[What needs to be done] Transcribe the lines below verbatim, skipping the images.

— Start Input material —

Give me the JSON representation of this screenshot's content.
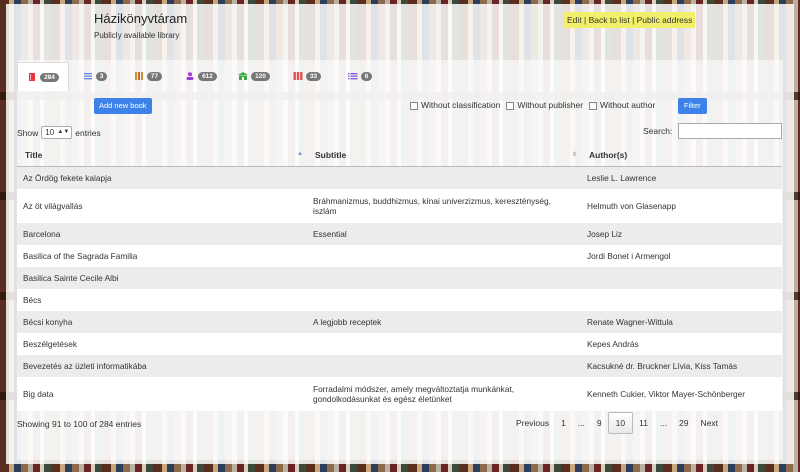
{
  "header": {
    "title": "Házikönyvtáram",
    "subtitle": "Publicly available library"
  },
  "toplinks": {
    "edit": "Edit",
    "sep": " | ",
    "back": "Back to list",
    "public": "Public address"
  },
  "tabs": [
    {
      "icon": "book-icon",
      "color": "#e8363b",
      "count": "284"
    },
    {
      "icon": "list-icon",
      "color": "#6c8fdb",
      "count": "3"
    },
    {
      "icon": "books-icon",
      "color": "#d08a3a",
      "count": "77"
    },
    {
      "icon": "user-icon",
      "color": "#9b3bd6",
      "count": "612"
    },
    {
      "icon": "building-icon",
      "color": "#3aa84a",
      "count": "120"
    },
    {
      "icon": "series-icon",
      "color": "#e05050",
      "count": "33"
    },
    {
      "icon": "tag-list-icon",
      "color": "#8a5ad6",
      "count": "6"
    }
  ],
  "toolbar": {
    "add_book": "Add new book",
    "filter": "Filter"
  },
  "filters": [
    "Without classification",
    "Without publisher",
    "Without author"
  ],
  "table_controls": {
    "show": "Show",
    "page_size": "10",
    "entries": "entries",
    "search": "Search:"
  },
  "columns": [
    "Title",
    "Subtitle",
    "Author(s)"
  ],
  "rows": [
    {
      "title": "Az Ördög fekete kalapja",
      "subtitle": "",
      "author": "Leslie L. Lawrence"
    },
    {
      "title": "Az öt világvallás",
      "subtitle": "Bráhmanizmus, buddhizmus, kínai univerzizmus, kereszténység, iszlám",
      "author": "Helmuth von Glasenapp"
    },
    {
      "title": "Barcelona",
      "subtitle": "Essential",
      "author": "Josep Liz"
    },
    {
      "title": "Basilica of the Sagrada Familia",
      "subtitle": "",
      "author": "Jordi Bonet i Armengol"
    },
    {
      "title": "Basilica Sainte Cecile Albi",
      "subtitle": "",
      "author": ""
    },
    {
      "title": "Bécs",
      "subtitle": "",
      "author": ""
    },
    {
      "title": "Bécsi konyha",
      "subtitle": "A legjobb receptek",
      "author": "Renate Wagner-Wittula"
    },
    {
      "title": "Beszélgetések",
      "subtitle": "",
      "author": "Kepes András"
    },
    {
      "title": "Bevezetés az üzleti informatikába",
      "subtitle": "",
      "author": "Kacsukné dr. Bruckner Lívia, Kiss Tamás"
    },
    {
      "title": "Big data",
      "subtitle": "Forradalmi módszer, amely megváltoztatja munkánkat, gondolkodásunkat és egész életünket",
      "author": "Kenneth Cukier, Viktor Mayer-Schönberger"
    }
  ],
  "footer": {
    "info": "Showing 91 to 100 of 284 entries",
    "pager": [
      "Previous",
      "1",
      "...",
      "9",
      "10",
      "11",
      "...",
      "29",
      "Next"
    ],
    "current": "10"
  }
}
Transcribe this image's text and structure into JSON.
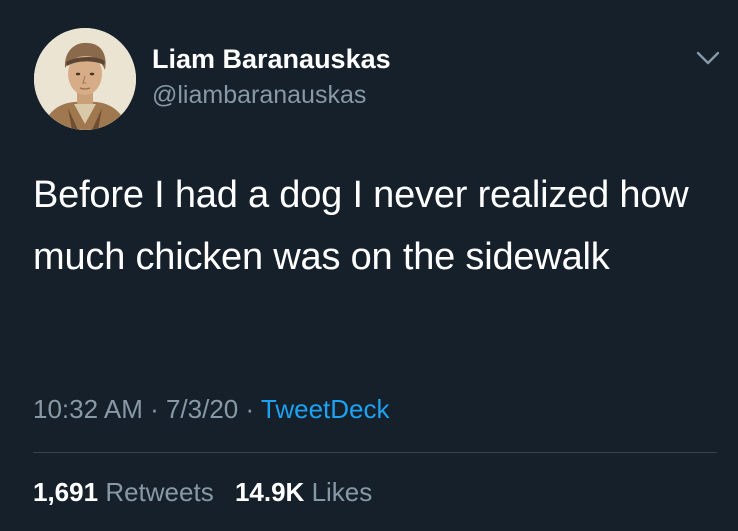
{
  "user": {
    "display_name": "Liam Baranauskas",
    "handle": "@liambaranauskas",
    "avatar_icon": "portrait-avatar"
  },
  "menu_icon": "chevron-down-icon",
  "tweet": {
    "text": "Before I had a dog I never realized how much chicken was on the sidewalk"
  },
  "meta": {
    "time": "10:32 AM",
    "separator1": " · ",
    "date": "7/3/20",
    "separator2": " · ",
    "source": "TweetDeck"
  },
  "stats": {
    "retweets_count": "1,691",
    "retweets_label": "Retweets",
    "likes_count": "14.9K",
    "likes_label": "Likes"
  },
  "colors": {
    "background": "#15202b",
    "primary_text": "#ffffff",
    "secondary_text": "#8899a6",
    "link": "#1da1f2",
    "divider": "#38444d"
  }
}
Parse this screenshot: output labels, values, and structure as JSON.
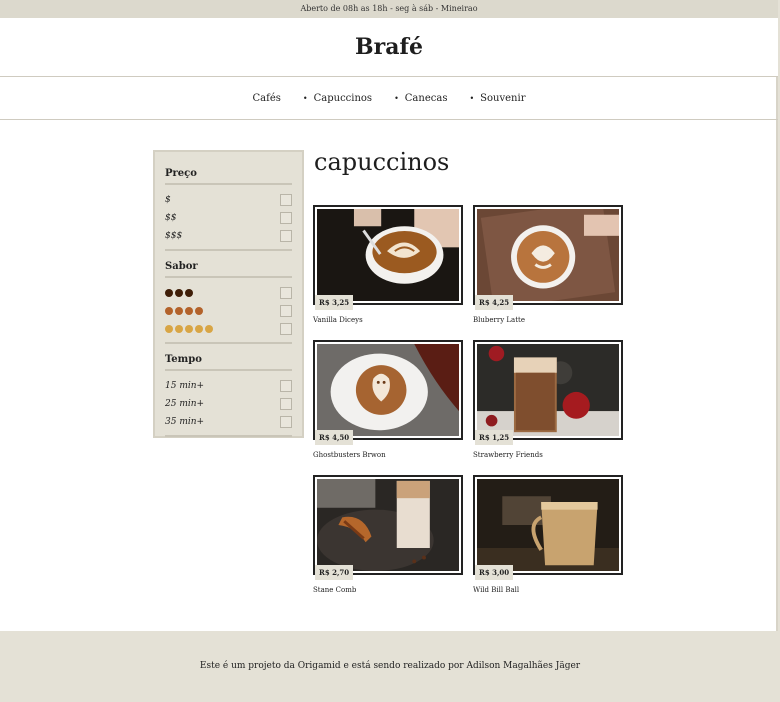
{
  "topbar": {
    "text": "Aberto de 08h as 18h - seg à sáb - Mineirao"
  },
  "brand": {
    "logo": "Brafé"
  },
  "nav": {
    "items": [
      {
        "label": "Cafés"
      },
      {
        "label": "Capuccinos"
      },
      {
        "label": "Canecas"
      },
      {
        "label": "Souvenir"
      }
    ]
  },
  "sidebar": {
    "groups": [
      {
        "title": "Preço",
        "options": [
          "$",
          "$$",
          "$$$"
        ]
      },
      {
        "title": "Sabor",
        "options": [
          "●●●",
          "●●●●",
          "●●●●●"
        ]
      },
      {
        "title": "Tempo",
        "options": [
          "15 min+",
          "25 min+",
          "35 min+"
        ]
      }
    ],
    "flavor_colors": [
      "#3f1e08",
      "#b3622a",
      "#d8a545"
    ]
  },
  "main": {
    "title": "capuccinos"
  },
  "products": [
    {
      "price": "R$ 3,25",
      "name": "Vanilla Diceys"
    },
    {
      "price": "R$ 4,25",
      "name": "Bluberry Latte"
    },
    {
      "price": "R$ 4,50",
      "name": "Ghostbusters Brwon"
    },
    {
      "price": "R$ 1,25",
      "name": "Strawberry Friends"
    },
    {
      "price": "R$ 2,70",
      "name": "Stane Comb"
    },
    {
      "price": "R$ 3,00",
      "name": "Wild Bill Ball"
    }
  ],
  "footer": {
    "text": "Este é um projeto da Origamid e está sendo realizado por Adilson Magalhães Jäger"
  }
}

— End Input material —

[Task solution]
Give me the JSON representation of this screenshot's content.
{
  "header": {
    "title": "Házikönyvtáram",
    "subtitle": "Publicly available library"
  },
  "toplinks": {
    "edit": "Edit",
    "sep": " | ",
    "back": "Back to list",
    "public": "Public address"
  },
  "tabs": [
    {
      "icon": "book-icon",
      "color": "#e8363b",
      "count": "284"
    },
    {
      "icon": "list-icon",
      "color": "#6c8fdb",
      "count": "3"
    },
    {
      "icon": "books-icon",
      "color": "#d08a3a",
      "count": "77"
    },
    {
      "icon": "user-icon",
      "color": "#9b3bd6",
      "count": "612"
    },
    {
      "icon": "building-icon",
      "color": "#3aa84a",
      "count": "120"
    },
    {
      "icon": "series-icon",
      "color": "#e05050",
      "count": "33"
    },
    {
      "icon": "tag-list-icon",
      "color": "#8a5ad6",
      "count": "6"
    }
  ],
  "toolbar": {
    "add_book": "Add new book",
    "filter": "Filter"
  },
  "filters": [
    "Without classification",
    "Without publisher",
    "Without author"
  ],
  "table_controls": {
    "show": "Show",
    "page_size": "10",
    "entries": "entries",
    "search": "Search:"
  },
  "columns": [
    "Title",
    "Subtitle",
    "Author(s)"
  ],
  "rows": [
    {
      "title": "Az Ördög fekete kalapja",
      "subtitle": "",
      "author": "Leslie L. Lawrence"
    },
    {
      "title": "Az öt világvallás",
      "subtitle": "Bráhmanizmus, buddhizmus, kínai univerzizmus, kereszténység, iszlám",
      "author": "Helmuth von Glasenapp"
    },
    {
      "title": "Barcelona",
      "subtitle": "Essential",
      "author": "Josep Liz"
    },
    {
      "title": "Basilica of the Sagrada Familia",
      "subtitle": "",
      "author": "Jordi Bonet i Armengol"
    },
    {
      "title": "Basilica Sainte Cecile Albi",
      "subtitle": "",
      "author": ""
    },
    {
      "title": "Bécs",
      "subtitle": "",
      "author": ""
    },
    {
      "title": "Bécsi konyha",
      "subtitle": "A legjobb receptek",
      "author": "Renate Wagner-Wittula"
    },
    {
      "title": "Beszélgetések",
      "subtitle": "",
      "author": "Kepes András"
    },
    {
      "title": "Bevezetés az üzleti informatikába",
      "subtitle": "",
      "author": "Kacsukné dr. Bruckner Lívia, Kiss Tamás"
    },
    {
      "title": "Big data",
      "subtitle": "Forradalmi módszer, amely megváltoztatja munkánkat, gondolkodásunkat és egész életünket",
      "author": "Kenneth Cukier, Viktor Mayer-Schönberger"
    }
  ],
  "footer": {
    "info": "Showing 91 to 100 of 284 entries",
    "pager": [
      "Previous",
      "1",
      "...",
      "9",
      "10",
      "11",
      "...",
      "29",
      "Next"
    ],
    "current": "10"
  }
}
Transcribe this image's text and structure into JSON.
{
  "user": {
    "display_name": "Liam Baranauskas",
    "handle": "@liambaranauskas",
    "avatar_icon": "portrait-avatar"
  },
  "menu_icon": "chevron-down-icon",
  "tweet": {
    "text": "Before I had a dog I never realized how much chicken was on the sidewalk"
  },
  "meta": {
    "time": "10:32 AM",
    "separator1": " · ",
    "date": "7/3/20",
    "separator2": " · ",
    "source": "TweetDeck"
  },
  "stats": {
    "retweets_count": "1,691",
    "retweets_label": "Retweets",
    "likes_count": "14.9K",
    "likes_label": "Likes"
  },
  "colors": {
    "background": "#15202b",
    "primary_text": "#ffffff",
    "secondary_text": "#8899a6",
    "link": "#1da1f2",
    "divider": "#38444d"
  }
}
Parse this screenshot: output labels, values, and structure as JSON.
{
  "topbar": {
    "text": "Aberto de 08h as 18h - seg à sáb - Mineirao"
  },
  "brand": {
    "logo": "Brafé"
  },
  "nav": {
    "items": [
      {
        "label": "Cafés"
      },
      {
        "label": "Capuccinos"
      },
      {
        "label": "Canecas"
      },
      {
        "label": "Souvenir"
      }
    ]
  },
  "sidebar": {
    "groups": [
      {
        "title": "Preço",
        "options": [
          "$",
          "$$",
          "$$$"
        ]
      },
      {
        "title": "Sabor",
        "options": [
          "●●●",
          "●●●●",
          "●●●●●"
        ]
      },
      {
        "title": "Tempo",
        "options": [
          "15 min+",
          "25 min+",
          "35 min+"
        ]
      }
    ],
    "flavor_colors": [
      "#3f1e08",
      "#b3622a",
      "#d8a545"
    ]
  },
  "main": {
    "title": "capuccinos"
  },
  "products": [
    {
      "price": "R$ 3,25",
      "name": "Vanilla Diceys"
    },
    {
      "price": "R$ 4,25",
      "name": "Bluberry Latte"
    },
    {
      "price": "R$ 4,50",
      "name": "Ghostbusters Brwon"
    },
    {
      "price": "R$ 1,25",
      "name": "Strawberry Friends"
    },
    {
      "price": "R$ 2,70",
      "name": "Stane Comb"
    },
    {
      "price": "R$ 3,00",
      "name": "Wild Bill Ball"
    }
  ],
  "footer": {
    "text": "Este é um projeto da Origamid e está sendo realizado por Adilson Magalhães Jäger"
  }
}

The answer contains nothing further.